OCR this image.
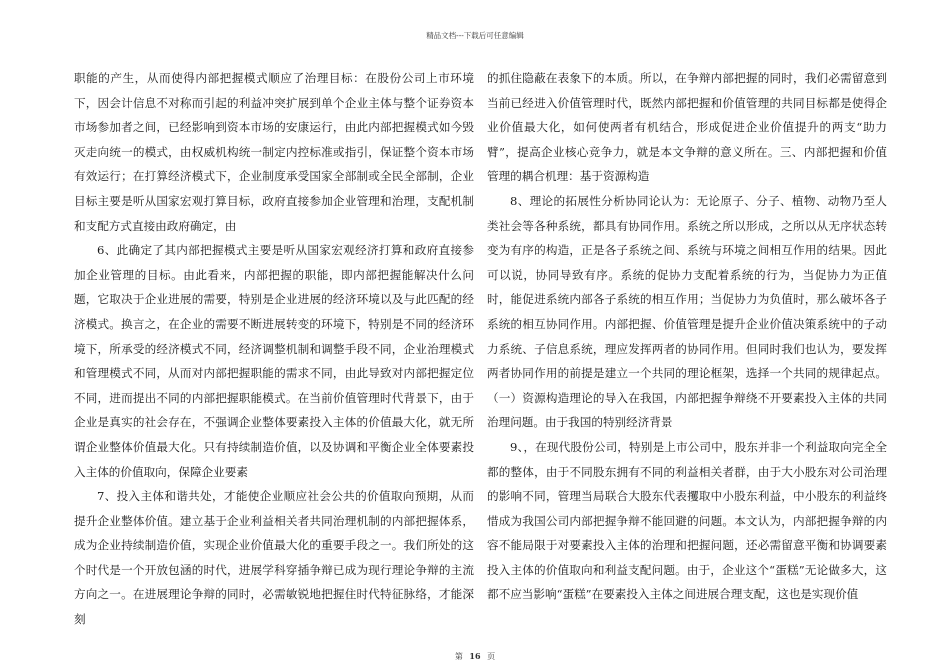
精品文档---下载后可任意编辑

职能的产生，从而使得内部把握模式顺应了治理目标：在股份公司上市环境下，因会计信息不对称而引起的利益冲突扩展到单个企业主体与整个证券资本市场参加者之间，已经影响到资本市场的安康运行，由此内部把握模式如今毁灭走向统一的模式，由权威机构统一制定内控标准或指引，保证整个资本市场有效运行；在打算经济模式下，企业制度承受国家全部制或全民全部制，企业目标主要是听从国家宏观打算目标，政府直接参加企业管理和治理，支配机制和支配方式直接由政府确定，由

6、此确定了其内部把握模式主要是听从国家宏观经济打算和政府直接参加企业管理的目标。由此看来，内部把握的职能，即内部把握能解决什么问题，它取决于企业进展的需要，特别是企业进展的经济环境以及与此匹配的经济模式。换言之，在企业的需要不断进展转变的环境下，特别是不同的经济环境下，所承受的经济模式不同，经济调整机制和调整手段不同，企业治理模式和管理模式不同，从而对内部把握职能的需求不同，由此导致对内部把握定位不同，进而提出不同的内部把握职能模式。在当前价值管理时代背景下，由于企业是真实的社会存在，不强调企业整体要素投入主体的价值最大化，就无所谓企业整体价值最大化。只有持续制造价值，以及协调和平衡企业全体要素投入主体的价值取向，保障企业要素

7、投入主体和谐共处，才能使企业顺应社会公共的价值取向预期，从而提升企业整体价值。建立基于企业利益相关者共同治理机制的内部把握体系，成为企业持续制造价值，实现企业价值最大化的重要手段之一。我们所处的这个时代是一个开放包涵的时代，进展学科穿插争辩已成为现行理论争辩的主流方向之一。在进展理论争辩的同时，必需敏锐地把握住时代特征脉络，才能深刻

的抓住隐蔽在表象下的本质。所以，在争辩内部把握的同时，我们必需留意到当前已经进入价值管理时代，既然内部把握和价值管理的共同目标都是使得企业价值最大化，如何使两者有机结合，形成促进企业价值提升的两支“助力臂”，提高企业核心竞争力，就是本文争辩的意义所在。三、内部把握和价值管理的耦合机理：基于资源构造

8、理论的拓展性分析协同论认为：无论原子、分子、植物、动物乃至人类社会等各种系统，都具有协同作用。系统之所以形成，之所以从无序状态转变为有序的构造，正是各子系统之间、系统与环境之间相互作用的结果。因此可以说，协同导致有序。系统的促协力支配着系统的行为，当促协力为正值时，能促进系统内部各子系统的相互作用；当促协力为负值时，那么破坏各子系统的相互协同作用。内部把握、价值管理是提升企业价值决策系统中的子动力系统、子信息系统，理应发挥两者的协同作用。但同时我们也认为，要发挥两者协同作用的前提是建立一个共同的理论框架，选择一个共同的规律起点。（一）资源构造理论的导入在我国，内部把握争辩绕不开要素投入主体的共同治理问题。由于我国的特别经济背景

9、，在现代股份公司，特别是上市公司中，股东并非一个利益取向完全全都的整体，由于不同股东拥有不同的利益相关者群，由于大小股东对公司治理的影响不同，管理当局联合大股东代表攫取中小股东利益，中小股东的利益终惜成为我国公司内部把握争辩不能回避的问题。本文认为，内部把握争辩的内容不能局限于对要素投入主体的治理和把握问题，还必需留意平衡和协调要素投入主体的价值取向和利益支配问题。由于，企业这个“蛋糕”无论做多大，这都不应当影响“蛋糕”在要素投入主体之间进展合理支配，这也是实现价值

第 16 页
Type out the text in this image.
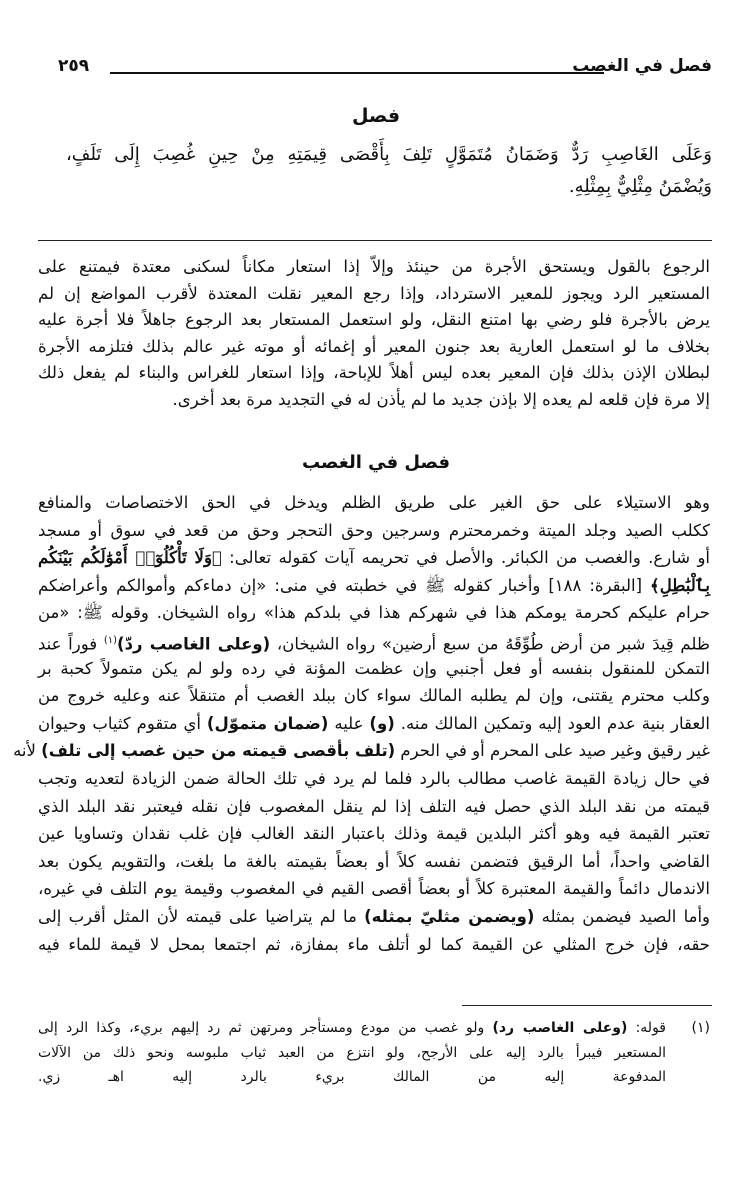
فصل في الغصب
٢٥٩
فصل
وَعَلَى الغَاصِبِ رَدٌّ وَضَمَانُ مُتَمَوَّلٍ تَلِفَ بِأَقْصَى قِيمَتِهِ مِنْ حِينِ غُصِبَ إِلَى تَلَفٍ،
وَيُضْمَنُ مِثْلِيٌّ بِمِثْلِهِ.
الرجوع بالقول ويستحق الأجرة من حينئذ وإلاّ إذا استعار مكاناً لسكنى معتدة فيمتنع على
المستعير الرد ويجوز للمعير الاسترداد، وإذا رجع المعير نقلت المعتدة لأقرب المواضع إن لم
يرض بالأجرة فلو رضي بها امتنع النقل، ولو استعمل المستعار بعد الرجوع جاهلاً فلا أجرة عليه
بخلاف ما لو استعمل العارية بعد جنون المعير أو إغمائه أو موته غير عالم بذلك فتلزمه الأجرة
لبطلان الإذن بذلك فإن المعير بعده ليس أهلاً للإباحة، وإذا استعار للغراس والبناء لم يفعل ذلك
إلا مرة فإن قلعه لم يعده إلا بإذن جديد ما لم يأذن له في التجديد مرة بعد أخرى.
فصل في الغصب
وهو الاستيلاء على حق الغير على طريق الظلم ويدخل في الحق الاختصاصات والمنافع
ككلب الصيد وجلد الميتة وخمرمحترم وسرجين وحق التحجر وحق من قعد في سوق أو مسجد
أو شارع. والغصب من الكبائر. والأصل في تحريمه آيات كقوله تعالى: ﴿وَلَا تَأْكُلُوٓا۟ أَمْوَٰلَكُم بَيْنَكُم
بِٱلْبَٰطِلِ﴾ [البقرة: ١٨٨] وأخبار كقوله ﷺ في خطبته في منى: «إن دماءكم وأموالكم وأعراضكم
حرام عليكم كحرمة يومكم هذا في شهركم هذا في بلدكم هذا» رواه الشيخان. وقوله ﷺ: «من
ظلم قِيدَ شبر من أرض طُوِّقَهُ من سبع أرضين» رواه الشيخان، (وعلى الغاصب ردّ)$^{(١)}$ فوراً عند
التمكن للمنقول بنفسه أو فعل أجنبي وإن عظمت المؤنة في رده ولو لم يكن متمولاً كحبة بر
وكلب محترم يقتنى، وإن لم يطلبه المالك سواء كان ببلد الغصب أم متنقلاً عنه وعليه خروج من
العقار بنية عدم العود إليه وتمكين المالك منه. (و) عليه (ضمان متموّل) أي متقوم كثياب وحيوان
غير رقيق وغير صيد على المحرم أو في الحرم (تلف بأقصى قيمته من حين غصب إلى تلف) لأنه
في حال زيادة القيمة غاصب مطالب بالرد فلما لم يرد في تلك الحالة ضمن الزيادة لتعديه وتجب
قيمته من نقد البلد الذي حصل فيه التلف إذا لم ينقل المغصوب فإن نقله فيعتبر نقد البلد الذي
تعتبر القيمة فيه وهو أكثر البلدين قيمة وذلك باعتبار النقد الغالب فإن غلب نقدان وتساويا عين
القاضي واحداً، أما الرقيق فتضمن نفسه كلاً أو بعضاً بقيمته بالغة ما بلغت، والتقويم يكون بعد
الاندمال دائماً والقيمة المعتبرة كلاً أو بعضاً أقصى القيم في المغصوب وقيمة يوم التلف في غيره،
وأما الصيد فيضمن بمثله (ويضمن مثليّ بمثله) ما لم يتراضيا على قيمته لأن المثل أقرب إلى
حقه، فإن خرج المثلي عن القيمة كما لو أتلف ماء بمفازة، ثم اجتمعا بمحل لا قيمة للماء فيه
(١)
قوله: (وعلى الغاصب رد) ولو غصب من مودع ومستأجر ومرتهن ثم رد إليهم بريء، وكذا الرد إلى
المستعير فيبرأ بالرد إليه على الأرجح، ولو انتزع من العبد ثياب ملبوسه ونحو ذلك من الآلات
المدفوعة إليه من المالك بريء بالرد إليه اهـ زي.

**What you will do:** Each entry gets copied exactly; the pictures stay out.

**Solution to this problem:**
OCR this image.
精品文档---下载后可任意编辑

职能的产生，从而使得内部把握模式顺应了治理目标：在股份公司上市环境下，因会计信息不对称而引起的利益冲突扩展到单个企业主体与整个证券资本市场参加者之间，已经影响到资本市场的安康运行，由此内部把握模式如今毁灭走向统一的模式，由权威机构统一制定内控标准或指引，保证整个资本市场有效运行；在打算经济模式下，企业制度承受国家全部制或全民全部制，企业目标主要是听从国家宏观打算目标，政府直接参加企业管理和治理，支配机制和支配方式直接由政府确定，由

6、此确定了其内部把握模式主要是听从国家宏观经济打算和政府直接参加企业管理的目标。由此看来，内部把握的职能，即内部把握能解决什么问题，它取决于企业进展的需要，特别是企业进展的经济环境以及与此匹配的经济模式。换言之，在企业的需要不断进展转变的环境下，特别是不同的经济环境下，所承受的经济模式不同，经济调整机制和调整手段不同，企业治理模式和管理模式不同，从而对内部把握职能的需求不同，由此导致对内部把握定位不同，进而提出不同的内部把握职能模式。在当前价值管理时代背景下，由于企业是真实的社会存在，不强调企业整体要素投入主体的价值最大化，就无所谓企业整体价值最大化。只有持续制造价值，以及协调和平衡企业全体要素投入主体的价值取向，保障企业要素

7、投入主体和谐共处，才能使企业顺应社会公共的价值取向预期，从而提升企业整体价值。建立基于企业利益相关者共同治理机制的内部把握体系，成为企业持续制造价值，实现企业价值最大化的重要手段之一。我们所处的这个时代是一个开放包涵的时代，进展学科穿插争辩已成为现行理论争辩的主流方向之一。在进展理论争辩的同时，必需敏锐地把握住时代特征脉络，才能深刻

的抓住隐蔽在表象下的本质。所以，在争辩内部把握的同时，我们必需留意到当前已经进入价值管理时代，既然内部把握和价值管理的共同目标都是使得企业价值最大化，如何使两者有机结合，形成促进企业价值提升的两支“助力臂”，提高企业核心竞争力，就是本文争辩的意义所在。三、内部把握和价值管理的耦合机理：基于资源构造

8、理论的拓展性分析协同论认为：无论原子、分子、植物、动物乃至人类社会等各种系统，都具有协同作用。系统之所以形成，之所以从无序状态转变为有序的构造，正是各子系统之间、系统与环境之间相互作用的结果。因此可以说，协同导致有序。系统的促协力支配着系统的行为，当促协力为正值时，能促进系统内部各子系统的相互作用；当促协力为负值时，那么破坏各子系统的相互协同作用。内部把握、价值管理是提升企业价值决策系统中的子动力系统、子信息系统，理应发挥两者的协同作用。但同时我们也认为，要发挥两者协同作用的前提是建立一个共同的理论框架，选择一个共同的规律起点。（一）资源构造理论的导入在我国，内部把握争辩绕不开要素投入主体的共同治理问题。由于我国的特别经济背景

9、，在现代股份公司，特别是上市公司中，股东并非一个利益取向完全全都的整体，由于不同股东拥有不同的利益相关者群，由于大小股东对公司治理的影响不同，管理当局联合大股东代表攫取中小股东利益，中小股东的利益终惜成为我国公司内部把握争辩不能回避的问题。本文认为，内部把握争辩的内容不能局限于对要素投入主体的治理和把握问题，还必需留意平衡和协调要素投入主体的价值取向和利益支配问题。由于，企业这个“蛋糕”无论做多大，这都不应当影响“蛋糕”在要素投入主体之间进展合理支配，这也是实现价值

第 16 页
Type out the text in this image.
فصل في الغصب
٢٥٩
فصل
وَعَلَى الغَاصِبِ رَدٌّ وَضَمَانُ مُتَمَوَّلٍ تَلِفَ بِأَقْصَى قِيمَتِهِ مِنْ حِينِ غُصِبَ إِلَى تَلَفٍ،
وَيُضْمَنُ مِثْلِيٌّ بِمِثْلِهِ.
الرجوع بالقول ويستحق الأجرة من حينئذ وإلاّ إذا استعار مكاناً لسكنى معتدة فيمتنع على
المستعير الرد ويجوز للمعير الاسترداد، وإذا رجع المعير نقلت المعتدة لأقرب المواضع إن لم
يرض بالأجرة فلو رضي بها امتنع النقل، ولو استعمل المستعار بعد الرجوع جاهلاً فلا أجرة عليه
بخلاف ما لو استعمل العارية بعد جنون المعير أو إغمائه أو موته غير عالم بذلك فتلزمه الأجرة
لبطلان الإذن بذلك فإن المعير بعده ليس أهلاً للإباحة، وإذا استعار للغراس والبناء لم يفعل ذلك
إلا مرة فإن قلعه لم يعده إلا بإذن جديد ما لم يأذن له في التجديد مرة بعد أخرى.
فصل في الغصب
وهو الاستيلاء على حق الغير على طريق الظلم ويدخل في الحق الاختصاصات والمنافع
ككلب الصيد وجلد الميتة وخمرمحترم وسرجين وحق التحجر وحق من قعد في سوق أو مسجد
أو شارع. والغصب من الكبائر. والأصل في تحريمه آيات كقوله تعالى: ﴿وَلَا تَأْكُلُوٓا۟ أَمْوَٰلَكُم بَيْنَكُم
بِٱلْبَٰطِلِ﴾ [البقرة: ١٨٨] وأخبار كقوله ﷺ في خطبته في منى: «إن دماءكم وأموالكم وأعراضكم
حرام عليكم كحرمة يومكم هذا في شهركم هذا في بلدكم هذا» رواه الشيخان. وقوله ﷺ: «من
ظلم قِيدَ شبر من أرض طُوِّقَهُ من سبع أرضين» رواه الشيخان، (وعلى الغاصب ردّ)$^{(١)}$ فوراً عند
التمكن للمنقول بنفسه أو فعل أجنبي وإن عظمت المؤنة في رده ولو لم يكن متمولاً كحبة بر
وكلب محترم يقتنى، وإن لم يطلبه المالك سواء كان ببلد الغصب أم متنقلاً عنه وعليه خروج من
العقار بنية عدم العود إليه وتمكين المالك منه. (و) عليه (ضمان متموّل) أي متقوم كثياب وحيوان
غير رقيق وغير صيد على المحرم أو في الحرم (تلف بأقصى قيمته من حين غصب إلى تلف) لأنه
في حال زيادة القيمة غاصب مطالب بالرد فلما لم يرد في تلك الحالة ضمن الزيادة لتعديه وتجب
قيمته من نقد البلد الذي حصل فيه التلف إذا لم ينقل المغصوب فإن نقله فيعتبر نقد البلد الذي
تعتبر القيمة فيه وهو أكثر البلدين قيمة وذلك باعتبار النقد الغالب فإن غلب نقدان وتساويا عين
القاضي واحداً، أما الرقيق فتضمن نفسه كلاً أو بعضاً بقيمته بالغة ما بلغت، والتقويم يكون بعد
الاندمال دائماً والقيمة المعتبرة كلاً أو بعضاً أقصى القيم في المغصوب وقيمة يوم التلف في غيره،
وأما الصيد فيضمن بمثله (ويضمن مثليّ بمثله) ما لم يتراضيا على قيمته لأن المثل أقرب إلى
حقه، فإن خرج المثلي عن القيمة كما لو أتلف ماء بمفازة، ثم اجتمعا بمحل لا قيمة للماء فيه
(١)
قوله: (وعلى الغاصب رد) ولو غصب من مودع ومستأجر ومرتهن ثم رد إليهم بريء، وكذا الرد إلى
المستعير فيبرأ بالرد إليه على الأرجح، ولو انتزع من العبد ثياب ملبوسه ونحو ذلك من الآلات
المدفوعة إليه من المالك بريء بالرد إليه اهـ زي.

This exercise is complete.